## Problem to work on
Pick out every line of the entries below where "label" occurs, and copy those lines.

## Records for processing
════════

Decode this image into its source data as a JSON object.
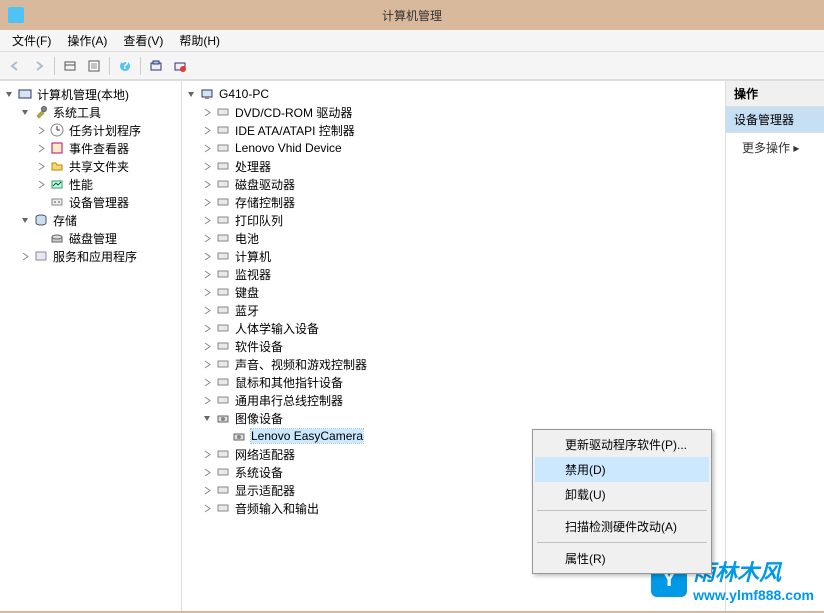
{
  "window": {
    "title": "计算机管理"
  },
  "menubar": [
    "文件(F)",
    "操作(A)",
    "查看(V)",
    "帮助(H)"
  ],
  "leftTree": {
    "root": "计算机管理(本地)",
    "g1": {
      "label": "系统工具",
      "items": [
        "任务计划程序",
        "事件查看器",
        "共享文件夹",
        "性能",
        "设备管理器"
      ]
    },
    "g2": {
      "label": "存储",
      "items": [
        "磁盘管理"
      ]
    },
    "g3": {
      "label": "服务和应用程序"
    }
  },
  "centerTree": {
    "root": "G410-PC",
    "items": [
      "DVD/CD-ROM 驱动器",
      "IDE ATA/ATAPI 控制器",
      "Lenovo Vhid Device",
      "处理器",
      "磁盘驱动器",
      "存储控制器",
      "打印队列",
      "电池",
      "计算机",
      "监视器",
      "键盘",
      "蓝牙",
      "人体学输入设备",
      "软件设备",
      "声音、视频和游戏控制器",
      "鼠标和其他指针设备",
      "通用串行总线控制器"
    ],
    "imgGroup": {
      "label": "图像设备",
      "child": "Lenovo EasyCamera"
    },
    "items2": [
      "网络适配器",
      "系统设备",
      "显示适配器",
      "音频输入和输出"
    ]
  },
  "contextMenu": {
    "i0": "更新驱动程序软件(P)...",
    "i1": "禁用(D)",
    "i2": "卸载(U)",
    "i3": "扫描检测硬件改动(A)",
    "i4": "属性(R)"
  },
  "rightPane": {
    "header": "操作",
    "selected": "设备管理器",
    "more": "更多操作"
  },
  "watermark": {
    "brand": "雨林木风",
    "url": "www.ylmf888.com"
  }
}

════════

## Exercise response
      "label": "系统工具",
      "label": "存储",
      "label": "服务和应用程序"
      "label": "图像设备",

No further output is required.